■ **DATA LINES**
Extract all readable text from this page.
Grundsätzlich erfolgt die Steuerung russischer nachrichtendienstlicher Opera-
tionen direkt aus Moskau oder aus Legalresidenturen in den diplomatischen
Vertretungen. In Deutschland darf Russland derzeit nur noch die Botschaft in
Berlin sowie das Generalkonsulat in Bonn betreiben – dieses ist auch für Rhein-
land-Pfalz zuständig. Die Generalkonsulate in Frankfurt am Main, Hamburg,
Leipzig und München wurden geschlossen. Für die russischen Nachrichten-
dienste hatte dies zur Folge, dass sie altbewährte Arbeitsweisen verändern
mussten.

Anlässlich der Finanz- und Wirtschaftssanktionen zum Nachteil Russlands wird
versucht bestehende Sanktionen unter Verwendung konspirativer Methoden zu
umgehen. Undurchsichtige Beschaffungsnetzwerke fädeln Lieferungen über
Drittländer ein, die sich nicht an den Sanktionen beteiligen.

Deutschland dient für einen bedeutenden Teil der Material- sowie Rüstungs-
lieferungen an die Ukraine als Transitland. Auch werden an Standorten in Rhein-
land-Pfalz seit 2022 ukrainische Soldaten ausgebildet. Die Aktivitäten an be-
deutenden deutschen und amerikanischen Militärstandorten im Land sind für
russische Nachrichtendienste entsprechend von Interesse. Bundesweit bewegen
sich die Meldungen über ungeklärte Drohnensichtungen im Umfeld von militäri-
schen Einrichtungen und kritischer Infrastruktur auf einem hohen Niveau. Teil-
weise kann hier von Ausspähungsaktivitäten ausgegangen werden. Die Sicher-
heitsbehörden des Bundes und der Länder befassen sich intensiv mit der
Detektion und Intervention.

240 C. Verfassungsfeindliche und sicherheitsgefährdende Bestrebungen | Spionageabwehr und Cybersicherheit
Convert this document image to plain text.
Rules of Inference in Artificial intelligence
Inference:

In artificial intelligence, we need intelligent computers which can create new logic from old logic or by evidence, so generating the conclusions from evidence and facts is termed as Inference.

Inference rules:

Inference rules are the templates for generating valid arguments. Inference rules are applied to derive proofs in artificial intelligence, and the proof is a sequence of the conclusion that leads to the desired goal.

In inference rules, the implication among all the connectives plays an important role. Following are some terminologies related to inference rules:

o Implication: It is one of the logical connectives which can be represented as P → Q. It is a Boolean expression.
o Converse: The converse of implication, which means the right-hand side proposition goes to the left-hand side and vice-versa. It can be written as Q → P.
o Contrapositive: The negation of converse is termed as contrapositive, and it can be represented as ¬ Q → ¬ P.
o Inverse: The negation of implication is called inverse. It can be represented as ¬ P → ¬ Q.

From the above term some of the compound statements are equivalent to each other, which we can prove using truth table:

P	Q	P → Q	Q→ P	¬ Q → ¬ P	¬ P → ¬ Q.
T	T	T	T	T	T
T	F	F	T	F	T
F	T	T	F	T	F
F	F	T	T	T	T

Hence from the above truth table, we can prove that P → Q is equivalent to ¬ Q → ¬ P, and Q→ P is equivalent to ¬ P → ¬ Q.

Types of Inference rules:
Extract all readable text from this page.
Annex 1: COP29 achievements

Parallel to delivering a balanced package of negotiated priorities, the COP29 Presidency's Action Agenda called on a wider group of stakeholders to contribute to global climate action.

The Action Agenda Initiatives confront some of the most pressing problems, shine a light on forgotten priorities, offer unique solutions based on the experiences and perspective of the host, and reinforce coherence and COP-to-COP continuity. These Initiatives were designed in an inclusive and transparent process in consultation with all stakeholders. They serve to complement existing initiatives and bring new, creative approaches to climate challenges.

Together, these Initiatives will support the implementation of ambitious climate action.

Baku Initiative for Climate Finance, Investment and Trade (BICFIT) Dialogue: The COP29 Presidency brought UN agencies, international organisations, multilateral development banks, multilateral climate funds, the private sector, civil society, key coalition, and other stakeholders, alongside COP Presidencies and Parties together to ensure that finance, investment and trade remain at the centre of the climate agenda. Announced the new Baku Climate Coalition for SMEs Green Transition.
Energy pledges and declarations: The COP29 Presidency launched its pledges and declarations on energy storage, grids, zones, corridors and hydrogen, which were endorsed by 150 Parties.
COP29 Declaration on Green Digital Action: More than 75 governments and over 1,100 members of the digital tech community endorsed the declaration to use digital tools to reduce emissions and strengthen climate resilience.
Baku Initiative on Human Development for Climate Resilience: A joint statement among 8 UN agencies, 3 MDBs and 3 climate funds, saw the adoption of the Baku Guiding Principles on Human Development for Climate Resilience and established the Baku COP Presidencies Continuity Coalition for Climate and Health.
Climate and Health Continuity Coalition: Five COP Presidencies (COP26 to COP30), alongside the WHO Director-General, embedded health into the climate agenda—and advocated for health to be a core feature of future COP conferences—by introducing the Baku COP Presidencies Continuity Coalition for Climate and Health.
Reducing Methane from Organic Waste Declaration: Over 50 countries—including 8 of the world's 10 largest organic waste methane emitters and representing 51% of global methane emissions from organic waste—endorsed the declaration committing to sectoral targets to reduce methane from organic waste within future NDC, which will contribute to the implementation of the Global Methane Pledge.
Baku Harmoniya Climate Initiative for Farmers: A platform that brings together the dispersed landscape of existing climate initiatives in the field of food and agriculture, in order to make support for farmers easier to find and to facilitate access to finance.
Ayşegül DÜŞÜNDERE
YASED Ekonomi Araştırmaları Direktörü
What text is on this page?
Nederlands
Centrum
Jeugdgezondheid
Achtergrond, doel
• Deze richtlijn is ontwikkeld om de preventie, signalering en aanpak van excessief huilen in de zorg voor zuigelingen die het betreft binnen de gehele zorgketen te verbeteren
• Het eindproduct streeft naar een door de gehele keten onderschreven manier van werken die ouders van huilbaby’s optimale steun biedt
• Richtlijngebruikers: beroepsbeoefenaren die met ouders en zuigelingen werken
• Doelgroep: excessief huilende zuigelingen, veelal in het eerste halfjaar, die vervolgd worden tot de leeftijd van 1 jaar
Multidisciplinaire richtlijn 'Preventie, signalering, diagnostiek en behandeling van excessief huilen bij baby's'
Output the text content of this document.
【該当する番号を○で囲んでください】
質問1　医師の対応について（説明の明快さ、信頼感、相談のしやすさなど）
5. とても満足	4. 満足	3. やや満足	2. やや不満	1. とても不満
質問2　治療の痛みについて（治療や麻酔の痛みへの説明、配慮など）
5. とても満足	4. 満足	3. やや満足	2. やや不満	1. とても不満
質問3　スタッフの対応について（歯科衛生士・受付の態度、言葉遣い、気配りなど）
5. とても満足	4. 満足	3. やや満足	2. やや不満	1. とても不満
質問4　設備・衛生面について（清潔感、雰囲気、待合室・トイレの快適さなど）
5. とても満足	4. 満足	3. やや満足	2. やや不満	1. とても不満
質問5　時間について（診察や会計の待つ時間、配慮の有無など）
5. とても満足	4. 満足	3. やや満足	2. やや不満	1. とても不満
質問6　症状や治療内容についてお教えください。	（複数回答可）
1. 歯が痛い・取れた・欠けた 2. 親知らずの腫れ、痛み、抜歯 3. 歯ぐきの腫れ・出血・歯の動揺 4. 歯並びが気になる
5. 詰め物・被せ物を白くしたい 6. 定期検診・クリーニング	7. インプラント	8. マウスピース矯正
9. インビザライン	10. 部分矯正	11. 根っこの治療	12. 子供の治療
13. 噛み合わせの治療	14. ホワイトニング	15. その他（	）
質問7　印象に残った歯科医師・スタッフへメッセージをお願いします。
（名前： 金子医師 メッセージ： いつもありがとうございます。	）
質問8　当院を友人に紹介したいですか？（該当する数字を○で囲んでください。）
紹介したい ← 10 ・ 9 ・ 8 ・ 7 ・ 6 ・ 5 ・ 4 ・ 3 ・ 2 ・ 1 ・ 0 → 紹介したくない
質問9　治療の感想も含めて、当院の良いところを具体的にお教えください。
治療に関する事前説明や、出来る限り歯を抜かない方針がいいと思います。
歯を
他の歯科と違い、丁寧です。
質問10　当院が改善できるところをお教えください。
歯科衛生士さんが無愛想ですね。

■ **TASK BRIEF**
Going through the entries above line by line, work out how many lines include the word "represented". Only the number is required.

■ **RESULT FOR THIS EXERCISE**
3